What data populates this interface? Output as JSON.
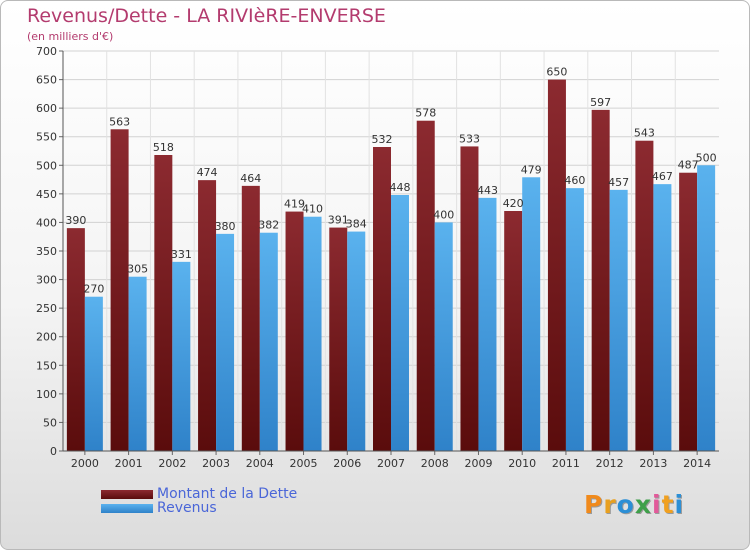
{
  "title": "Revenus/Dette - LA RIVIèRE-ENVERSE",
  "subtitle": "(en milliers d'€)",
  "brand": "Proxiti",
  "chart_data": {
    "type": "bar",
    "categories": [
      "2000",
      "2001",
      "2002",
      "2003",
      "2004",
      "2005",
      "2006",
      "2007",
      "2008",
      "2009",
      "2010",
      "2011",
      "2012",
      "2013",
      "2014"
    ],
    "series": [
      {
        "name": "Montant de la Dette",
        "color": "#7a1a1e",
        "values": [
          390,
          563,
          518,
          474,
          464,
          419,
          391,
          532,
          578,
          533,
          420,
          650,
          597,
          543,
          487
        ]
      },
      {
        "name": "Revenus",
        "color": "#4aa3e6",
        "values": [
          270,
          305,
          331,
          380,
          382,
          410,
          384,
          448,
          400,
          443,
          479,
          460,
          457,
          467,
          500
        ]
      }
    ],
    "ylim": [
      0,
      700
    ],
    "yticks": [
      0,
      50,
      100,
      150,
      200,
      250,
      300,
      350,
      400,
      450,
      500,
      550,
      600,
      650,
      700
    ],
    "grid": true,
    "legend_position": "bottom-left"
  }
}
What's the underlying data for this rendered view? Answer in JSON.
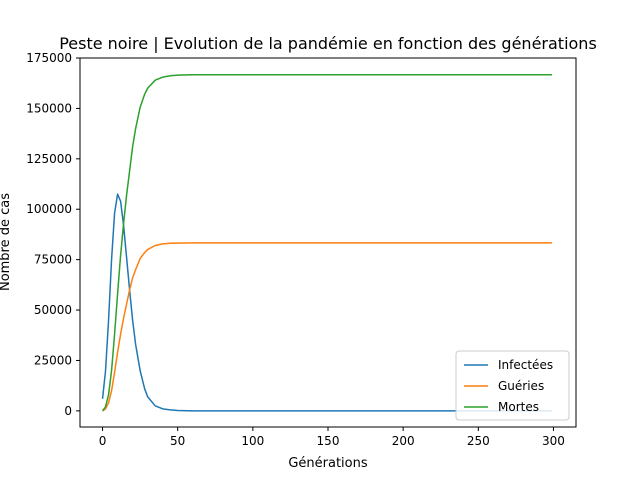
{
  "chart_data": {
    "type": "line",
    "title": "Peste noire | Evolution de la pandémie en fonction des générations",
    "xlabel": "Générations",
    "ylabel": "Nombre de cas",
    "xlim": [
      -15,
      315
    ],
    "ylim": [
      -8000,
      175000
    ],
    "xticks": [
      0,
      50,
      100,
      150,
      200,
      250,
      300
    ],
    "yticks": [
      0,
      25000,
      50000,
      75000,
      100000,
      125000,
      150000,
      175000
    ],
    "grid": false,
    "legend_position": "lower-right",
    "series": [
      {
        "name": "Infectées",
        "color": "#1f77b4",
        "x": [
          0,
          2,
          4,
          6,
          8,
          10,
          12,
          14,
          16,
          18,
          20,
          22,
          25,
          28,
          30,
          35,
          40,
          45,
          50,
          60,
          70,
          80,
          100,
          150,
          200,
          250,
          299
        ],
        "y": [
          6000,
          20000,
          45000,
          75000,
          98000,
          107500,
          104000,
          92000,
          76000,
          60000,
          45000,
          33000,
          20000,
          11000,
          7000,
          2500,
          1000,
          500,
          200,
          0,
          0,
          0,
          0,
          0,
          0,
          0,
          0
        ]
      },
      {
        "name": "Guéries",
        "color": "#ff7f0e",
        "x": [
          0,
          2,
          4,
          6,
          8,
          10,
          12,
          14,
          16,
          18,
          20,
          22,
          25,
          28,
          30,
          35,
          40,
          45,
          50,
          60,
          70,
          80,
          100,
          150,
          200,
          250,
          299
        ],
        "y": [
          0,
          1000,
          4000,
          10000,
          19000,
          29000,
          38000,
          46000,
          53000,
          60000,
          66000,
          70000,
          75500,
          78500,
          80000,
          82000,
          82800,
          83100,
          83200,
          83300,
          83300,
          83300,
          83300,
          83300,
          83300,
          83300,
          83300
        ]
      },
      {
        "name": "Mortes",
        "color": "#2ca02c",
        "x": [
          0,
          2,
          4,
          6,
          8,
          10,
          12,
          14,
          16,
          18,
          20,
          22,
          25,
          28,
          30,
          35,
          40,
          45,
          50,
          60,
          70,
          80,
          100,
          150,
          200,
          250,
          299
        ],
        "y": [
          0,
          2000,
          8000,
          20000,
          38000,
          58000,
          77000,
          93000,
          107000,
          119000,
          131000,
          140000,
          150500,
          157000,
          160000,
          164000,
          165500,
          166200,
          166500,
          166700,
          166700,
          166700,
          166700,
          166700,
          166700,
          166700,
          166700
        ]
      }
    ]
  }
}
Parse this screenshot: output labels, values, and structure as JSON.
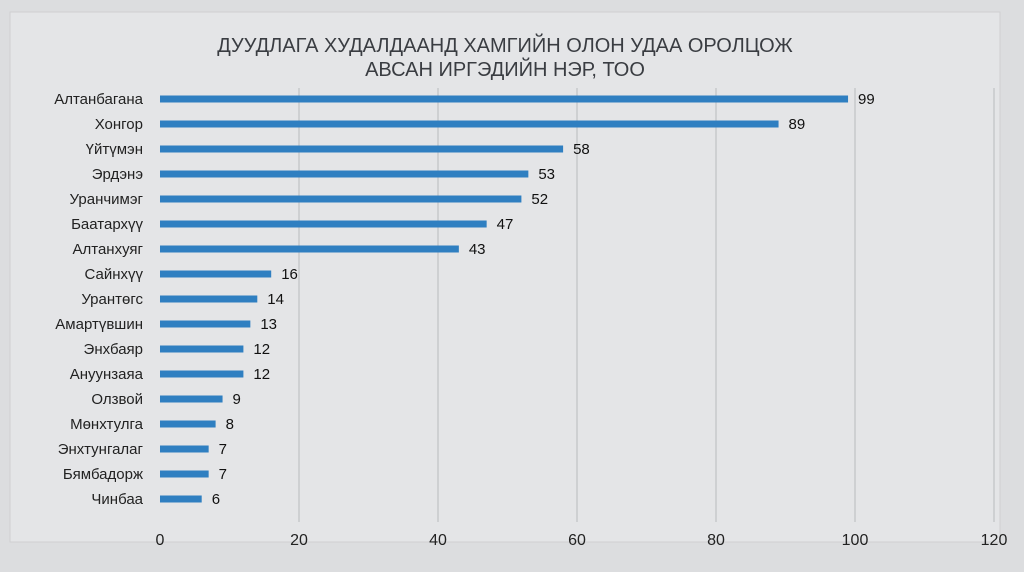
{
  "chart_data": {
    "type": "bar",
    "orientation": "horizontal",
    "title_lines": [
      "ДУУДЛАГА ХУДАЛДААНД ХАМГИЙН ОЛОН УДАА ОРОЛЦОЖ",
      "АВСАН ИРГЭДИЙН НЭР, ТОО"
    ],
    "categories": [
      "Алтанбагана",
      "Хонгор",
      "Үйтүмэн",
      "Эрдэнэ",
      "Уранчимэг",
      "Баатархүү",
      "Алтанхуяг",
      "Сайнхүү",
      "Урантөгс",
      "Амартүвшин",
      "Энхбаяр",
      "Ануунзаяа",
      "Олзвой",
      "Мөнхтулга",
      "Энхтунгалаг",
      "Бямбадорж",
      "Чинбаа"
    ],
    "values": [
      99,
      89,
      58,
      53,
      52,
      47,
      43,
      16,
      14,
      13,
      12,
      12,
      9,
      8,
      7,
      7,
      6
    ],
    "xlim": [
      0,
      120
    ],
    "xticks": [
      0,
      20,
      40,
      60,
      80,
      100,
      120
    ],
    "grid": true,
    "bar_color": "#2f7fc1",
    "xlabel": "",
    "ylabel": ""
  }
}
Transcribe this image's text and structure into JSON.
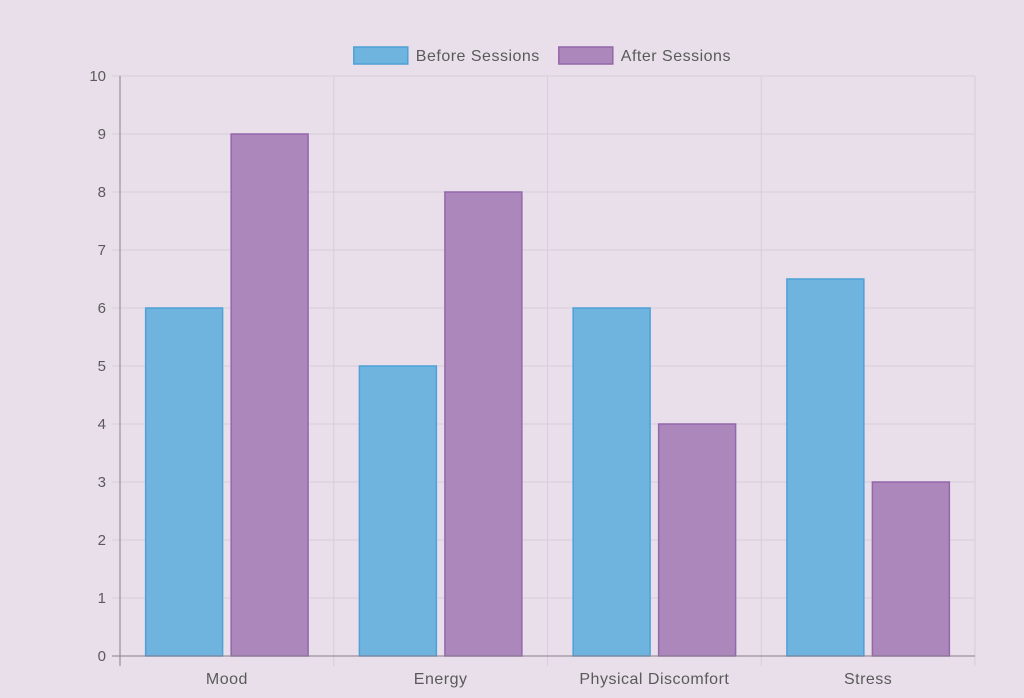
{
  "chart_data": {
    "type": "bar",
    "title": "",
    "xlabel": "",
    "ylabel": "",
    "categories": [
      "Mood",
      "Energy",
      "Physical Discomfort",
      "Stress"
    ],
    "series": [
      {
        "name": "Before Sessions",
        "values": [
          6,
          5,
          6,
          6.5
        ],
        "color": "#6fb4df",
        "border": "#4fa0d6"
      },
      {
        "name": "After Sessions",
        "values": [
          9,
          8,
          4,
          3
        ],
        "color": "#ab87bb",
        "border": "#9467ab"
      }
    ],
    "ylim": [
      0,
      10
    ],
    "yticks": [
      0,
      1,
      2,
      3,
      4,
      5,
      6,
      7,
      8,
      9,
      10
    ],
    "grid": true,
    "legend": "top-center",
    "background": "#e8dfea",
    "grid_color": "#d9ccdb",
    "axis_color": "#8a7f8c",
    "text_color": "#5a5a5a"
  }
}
___
WHAT THE TASK REQUIRES:
Which lines in the records above contain the string "this"? Copy each one.

OUTPUT OF THE TASK:
What data populates this interface? Output as JSON.
What's the underlying data for this rendered view? Answer in JSON.
Parse this screenshot: output labels, values, and structure as JSON.
Transcribe this image's text and structure into JSON.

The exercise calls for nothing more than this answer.